(Stored dataset items)
+-------+
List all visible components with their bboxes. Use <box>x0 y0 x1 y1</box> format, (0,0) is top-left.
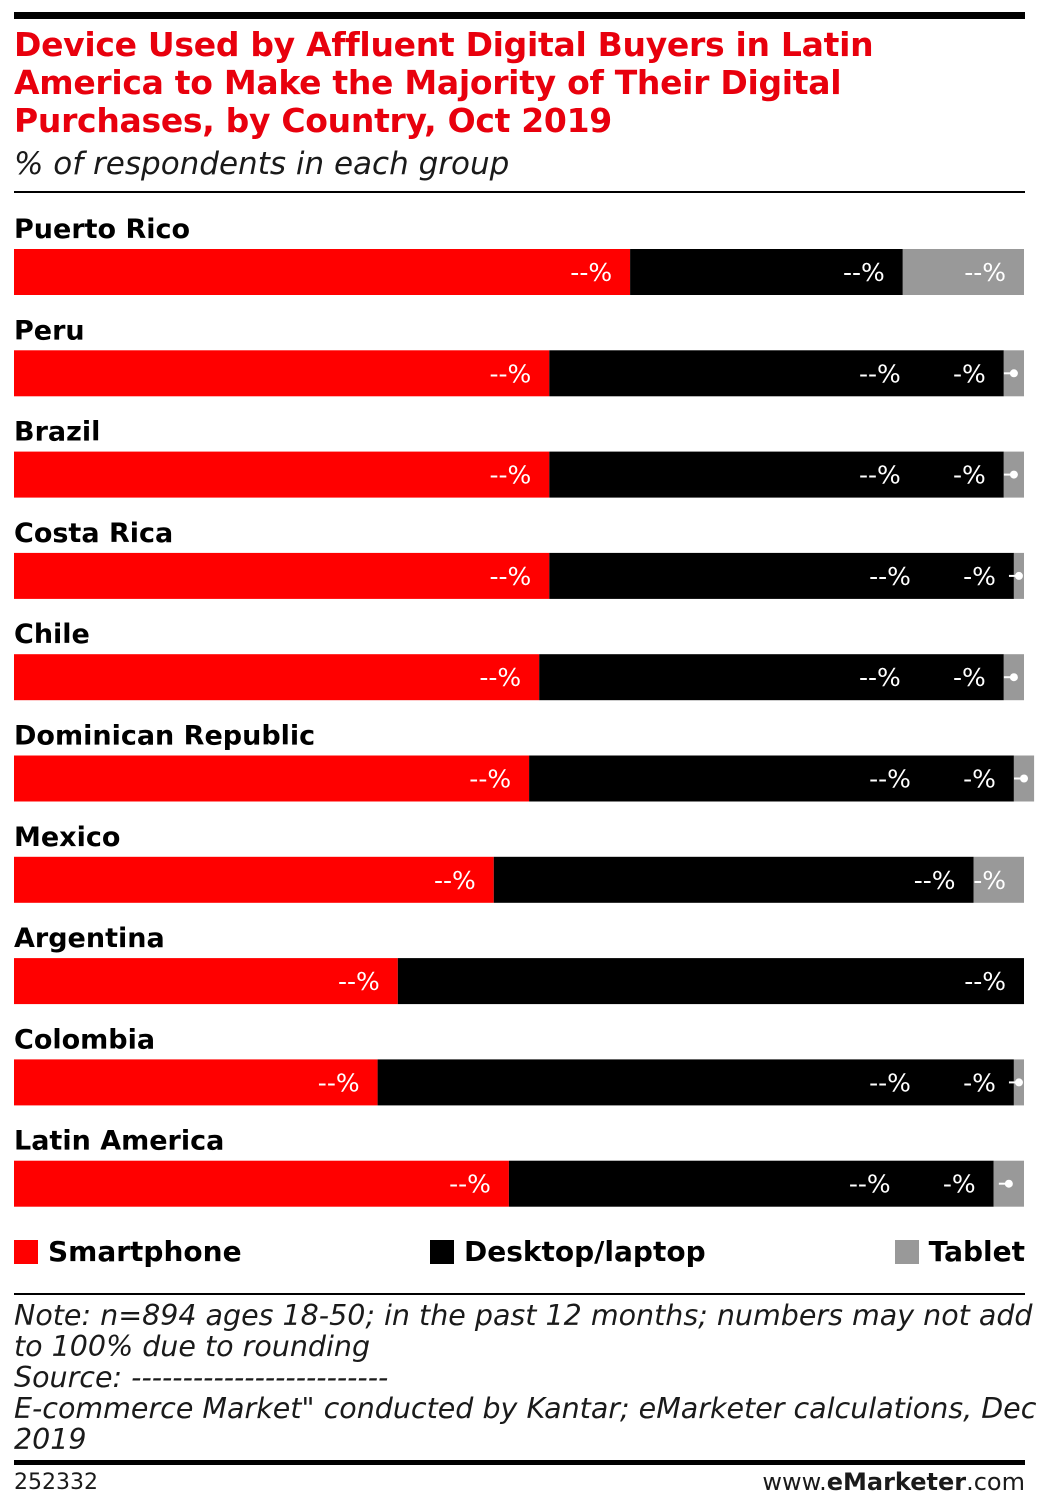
leader-dot <box>1004 1179 1013 1188</box>
category-label: Brazil <box>14 417 100 448</box>
bar-segment-tablet <box>902 249 1024 295</box>
title-line: Purchases, by Country, Oct 2019 <box>14 101 612 140</box>
legend-item-desktop: Desktop/laptop <box>430 1234 706 1270</box>
bar-segment-desktop-laptop <box>549 350 1004 397</box>
small-data-label: -% <box>953 663 986 692</box>
category-label: Chile <box>14 619 90 650</box>
legend-label-smartphone: Smartphone <box>48 1235 242 1268</box>
data-label: --% <box>570 258 612 287</box>
note-line: E-commerce Market" conducted by Kantar; … <box>14 1392 1039 1425</box>
brand-suffix: .com <box>966 1468 1025 1496</box>
note-line: to 100% due to rounding <box>14 1330 371 1363</box>
data-label: --% <box>869 1068 911 1097</box>
small-data-label: -% <box>963 1068 996 1097</box>
data-label: --% <box>964 258 1006 287</box>
leader-dot <box>1020 774 1028 783</box>
note-line: Source: ------------------------- <box>14 1361 389 1394</box>
note-line: Note: n=894 ages 18-50; in the past 12 m… <box>14 1299 1039 1332</box>
chart-legend: Smartphone Desktop/laptop Tablet <box>14 1234 1025 1270</box>
bar-segment-smartphone <box>14 249 631 295</box>
data-label: --% <box>843 258 885 287</box>
data-label: --% <box>449 1170 491 1199</box>
stacked-bar-chart: Puerto Rico --% --% --% Peru --% --% -% Brazil --… <box>14 214 1035 1207</box>
bar-segment-smartphone <box>14 1059 378 1106</box>
data-label: --% <box>479 663 521 692</box>
leader-dot <box>1009 470 1018 479</box>
bar-segment-smartphone <box>14 1160 509 1207</box>
brand-prefix: www. <box>762 1468 827 1496</box>
data-label: --% <box>490 461 532 490</box>
leader-dot <box>1009 369 1018 378</box>
data-label: --% <box>490 562 532 591</box>
bar-segment-smartphone <box>14 451 550 498</box>
title-line: America to Make the Majority of Their Di… <box>14 63 842 102</box>
bar-segment-smartphone <box>14 958 398 1005</box>
chart-title: Device Used by Affluent Digital Buyers i… <box>14 26 1014 140</box>
leader-dot <box>1014 1078 1023 1087</box>
data-label: --% <box>434 866 476 895</box>
top-rule <box>14 12 1025 19</box>
bar-segment-desktop-laptop <box>549 451 1004 498</box>
data-label: --% <box>869 765 911 794</box>
category-label: Argentina <box>14 923 165 954</box>
data-label: --% <box>338 967 380 996</box>
bar-segment-smartphone <box>14 856 494 903</box>
chart-subtitle: % of respondents in each group <box>14 146 510 182</box>
header-rule <box>14 191 1025 193</box>
footer-rule <box>14 1460 1025 1465</box>
category-label: Costa Rica <box>14 518 173 549</box>
data-label: --% <box>869 562 911 591</box>
chart-note: Note: n=894 ages 18-50; in the past 12 m… <box>14 1299 1039 1456</box>
note-rule <box>14 1293 1025 1295</box>
bar-segment-desktop-laptop <box>493 856 974 903</box>
bar-segment-tablet <box>973 856 1024 903</box>
leader-dot <box>1014 571 1023 580</box>
category-label: Peru <box>14 315 85 346</box>
chart-id: 252332 <box>14 1470 98 1495</box>
data-label: --% <box>849 1170 891 1199</box>
brand-link[interactable]: www.eMarketer.com <box>762 1468 1025 1496</box>
leader-dot <box>1009 673 1018 682</box>
bar-segment-desktop-laptop <box>377 1059 1014 1106</box>
legend-item-smartphone: Smartphone <box>14 1234 242 1270</box>
small-data-label: -% <box>963 562 996 591</box>
data-label: --% <box>859 663 901 692</box>
bar-segment-desktop-laptop <box>630 249 903 295</box>
small-data-label: -% <box>953 359 986 388</box>
data-label: --% <box>914 866 956 895</box>
category-label: Mexico <box>14 822 120 853</box>
legend-item-tablet: Tablet <box>894 1234 1025 1270</box>
bar-segment-desktop-laptop <box>508 1160 994 1207</box>
legend-swatch-tablet <box>894 1240 919 1264</box>
data-label: --% <box>490 359 532 388</box>
legend-swatch-smartphone <box>14 1240 38 1264</box>
data-label: --% <box>469 765 511 794</box>
category-label: Latin America <box>14 1126 224 1157</box>
data-label: --% <box>859 461 901 490</box>
data-label: --% <box>859 359 901 388</box>
legend-label-desktop: Desktop/laptop <box>464 1235 706 1268</box>
small-data-label: -% <box>953 461 986 490</box>
data-label: -% <box>973 866 1006 895</box>
legend-label-tablet: Tablet <box>928 1235 1025 1268</box>
bar-segment-smartphone <box>14 552 550 599</box>
category-label: Dominican Republic <box>14 721 315 752</box>
legend-swatch-desktop <box>430 1240 454 1264</box>
bar-segment-smartphone <box>14 350 550 397</box>
data-label: --% <box>964 967 1006 996</box>
small-data-label: -% <box>943 1170 976 1199</box>
bar-segment-desktop-laptop <box>397 958 1024 1005</box>
brand-name: eMarketer <box>826 1468 967 1496</box>
title-line: Device Used by Affluent Digital Buyers i… <box>14 25 874 64</box>
bar-segment-smartphone <box>14 755 530 802</box>
category-label: Puerto Rico <box>14 214 190 245</box>
small-data-label: -% <box>963 765 996 794</box>
bar-segment-desktop-laptop <box>549 552 1014 599</box>
bar-segment-smartphone <box>14 654 540 701</box>
data-label: --% <box>318 1068 360 1097</box>
category-label: Colombia <box>14 1024 155 1055</box>
bar-segment-desktop-laptop <box>529 755 1014 802</box>
bar-segment-desktop-laptop <box>539 654 1004 701</box>
note-line: 2019 <box>14 1423 87 1456</box>
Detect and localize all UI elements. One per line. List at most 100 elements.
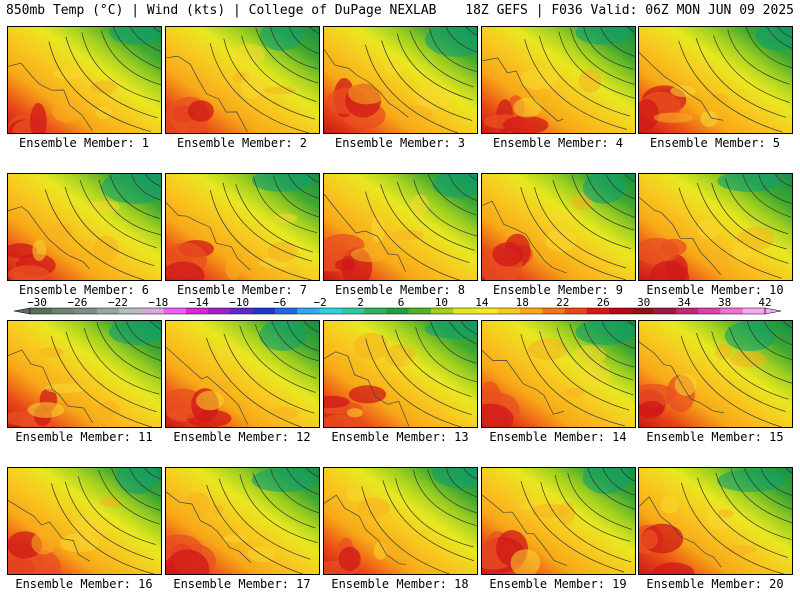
+-------+
**What the task requires:** Write out all of the stored dataset items line for line, leaving out the pictures.

**Task result:**
List all visible components with their bboxes. Use <box>x0 y0 x1 y1</box> format, (0,0) is top-left.
leader-dot <box>1004 1179 1013 1188</box>
category-label: Brazil <box>14 417 100 448</box>
bar-segment-tablet <box>902 249 1024 295</box>
title-line: Purchases, by Country, Oct 2019 <box>14 101 612 140</box>
legend-item-desktop: Desktop/laptop <box>430 1234 706 1270</box>
bar-segment-desktop-laptop <box>549 350 1004 397</box>
small-data-label: -% <box>953 663 986 692</box>
category-label: Chile <box>14 619 90 650</box>
legend-label-smartphone: Smartphone <box>48 1235 242 1268</box>
data-label: --% <box>570 258 612 287</box>
note-line: E-commerce Market" conducted by Kantar; … <box>14 1392 1039 1425</box>
brand-suffix: .com <box>966 1468 1025 1496</box>
note-line: to 100% due to rounding <box>14 1330 371 1363</box>
data-label: --% <box>869 1068 911 1097</box>
small-data-label: -% <box>963 1068 996 1097</box>
data-label: --% <box>964 258 1006 287</box>
leader-dot <box>1020 774 1028 783</box>
note-line: Source: ------------------------- <box>14 1361 389 1394</box>
note-line: Note: n=894 ages 18-50; in the past 12 m… <box>14 1299 1039 1332</box>
chart-legend: Smartphone Desktop/laptop Tablet <box>14 1234 1025 1270</box>
bar-segment-smartphone <box>14 249 631 295</box>
data-label: --% <box>843 258 885 287</box>
data-label: --% <box>449 1170 491 1199</box>
stacked-bar-chart: Puerto Rico --% --% --% Peru --% --% -% Brazil --… <box>14 214 1035 1207</box>
bar-segment-smartphone <box>14 1059 378 1106</box>
data-label: --% <box>479 663 521 692</box>
leader-dot <box>1009 470 1018 479</box>
bar-segment-smartphone <box>14 1160 509 1207</box>
brand-prefix: www. <box>762 1468 827 1496</box>
data-label: --% <box>490 461 532 490</box>
leader-dot <box>1009 369 1018 378</box>
data-label: --% <box>490 562 532 591</box>
bar-segment-smartphone <box>14 451 550 498</box>
title-line: America to Make the Majority of Their Di… <box>14 63 842 102</box>
bar-segment-smartphone <box>14 958 398 1005</box>
chart-title: Device Used by Affluent Digital Buyers i… <box>14 26 1014 140</box>
leader-dot <box>1014 1078 1023 1087</box>
data-label: --% <box>434 866 476 895</box>
top-rule <box>14 12 1025 19</box>
bar-segment-desktop-laptop <box>549 451 1004 498</box>
data-label: --% <box>869 765 911 794</box>
category-label: Argentina <box>14 923 165 954</box>
data-label: --% <box>338 967 380 996</box>
bar-segment-smartphone <box>14 856 494 903</box>
chart-subtitle: % of respondents in each group <box>14 146 510 182</box>
header-rule <box>14 191 1025 193</box>
footer-rule <box>14 1460 1025 1465</box>
category-label: Costa Rica <box>14 518 173 549</box>
data-label: --% <box>869 562 911 591</box>
chart-note: Note: n=894 ages 18-50; in the past 12 m… <box>14 1299 1039 1456</box>
note-rule <box>14 1293 1025 1295</box>
bar-segment-desktop-laptop <box>493 856 974 903</box>
bar-segment-tablet <box>973 856 1024 903</box>
leader-dot <box>1014 571 1023 580</box>
category-label: Peru <box>14 315 85 346</box>
chart-id: 252332 <box>14 1470 98 1495</box>
data-label: --% <box>849 1170 891 1199</box>
brand-link[interactable]: www.eMarketer.com <box>762 1468 1025 1496</box>
leader-dot <box>1009 673 1018 682</box>
bar-segment-desktop-laptop <box>377 1059 1014 1106</box>
legend-item-smartphone: Smartphone <box>14 1234 242 1270</box>
small-data-label: -% <box>963 562 996 591</box>
data-label: --% <box>859 663 901 692</box>
bar-segment-desktop-laptop <box>630 249 903 295</box>
small-data-label: -% <box>953 359 986 388</box>
data-label: --% <box>914 866 956 895</box>
category-label: Mexico <box>14 822 120 853</box>
legend-item-tablet: Tablet <box>894 1234 1025 1270</box>
bar-segment-desktop-laptop <box>508 1160 994 1207</box>
legend-swatch-tablet <box>894 1240 919 1264</box>
data-label: --% <box>490 359 532 388</box>
legend-swatch-smartphone <box>14 1240 38 1264</box>
data-label: --% <box>469 765 511 794</box>
category-label: Latin America <box>14 1126 224 1157</box>
data-label: --% <box>859 461 901 490</box>
data-label: --% <box>859 359 901 388</box>
legend-label-desktop: Desktop/laptop <box>464 1235 706 1268</box>
small-data-label: -% <box>953 461 986 490</box>
data-label: -% <box>973 866 1006 895</box>
legend-label-tablet: Tablet <box>928 1235 1025 1268</box>
bar-segment-smartphone <box>14 552 550 599</box>
category-label: Dominican Republic <box>14 721 315 752</box>
legend-swatch-desktop <box>430 1240 454 1264</box>
bar-segment-smartphone <box>14 350 550 397</box>
data-label: --% <box>964 967 1006 996</box>
small-data-label: -% <box>943 1170 976 1199</box>
bar-segment-desktop-laptop <box>397 958 1024 1005</box>
brand-name: eMarketer <box>826 1468 967 1496</box>
title-line: Device Used by Affluent Digital Buyers i… <box>14 25 874 64</box>
bar-segment-smartphone <box>14 755 530 802</box>
category-label: Puerto Rico <box>14 214 190 245</box>
small-data-label: -% <box>963 765 996 794</box>
bar-segment-desktop-laptop <box>549 552 1014 599</box>
bar-segment-smartphone <box>14 654 540 701</box>
data-label: --% <box>318 1068 360 1097</box>
category-label: Colombia <box>14 1024 155 1055</box>
bar-segment-desktop-laptop <box>529 755 1014 802</box>
bar-segment-desktop-laptop <box>539 654 1004 701</box>
note-line: 2019 <box>14 1423 87 1456</box>
Detect and localize all UI elements. One per line. List at most 100 elements.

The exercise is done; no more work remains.